> What you should do
Display each line of the material below that contains the word "detect".

> Exercise materials

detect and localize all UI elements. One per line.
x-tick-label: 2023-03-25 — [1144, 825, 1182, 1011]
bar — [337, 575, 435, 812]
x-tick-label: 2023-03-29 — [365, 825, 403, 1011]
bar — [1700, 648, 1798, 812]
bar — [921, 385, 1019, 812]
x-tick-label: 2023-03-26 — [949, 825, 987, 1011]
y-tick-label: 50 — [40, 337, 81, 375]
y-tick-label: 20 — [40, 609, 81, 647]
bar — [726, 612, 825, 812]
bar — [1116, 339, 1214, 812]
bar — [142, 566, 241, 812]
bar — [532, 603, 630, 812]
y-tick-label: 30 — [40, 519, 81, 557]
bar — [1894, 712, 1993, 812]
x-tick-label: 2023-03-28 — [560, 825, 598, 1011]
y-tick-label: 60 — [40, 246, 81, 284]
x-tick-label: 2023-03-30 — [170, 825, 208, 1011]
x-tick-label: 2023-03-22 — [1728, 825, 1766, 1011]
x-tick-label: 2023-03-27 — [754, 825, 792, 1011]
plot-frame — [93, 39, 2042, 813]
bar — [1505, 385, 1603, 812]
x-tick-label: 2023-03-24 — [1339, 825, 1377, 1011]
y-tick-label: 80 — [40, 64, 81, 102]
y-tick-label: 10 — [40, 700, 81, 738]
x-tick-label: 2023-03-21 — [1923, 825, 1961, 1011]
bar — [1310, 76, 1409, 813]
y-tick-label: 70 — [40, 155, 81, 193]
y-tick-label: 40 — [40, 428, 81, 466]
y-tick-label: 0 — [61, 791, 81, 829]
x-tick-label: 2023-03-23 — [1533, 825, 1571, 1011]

> Answer below
detect and localize all UI elements. One per line.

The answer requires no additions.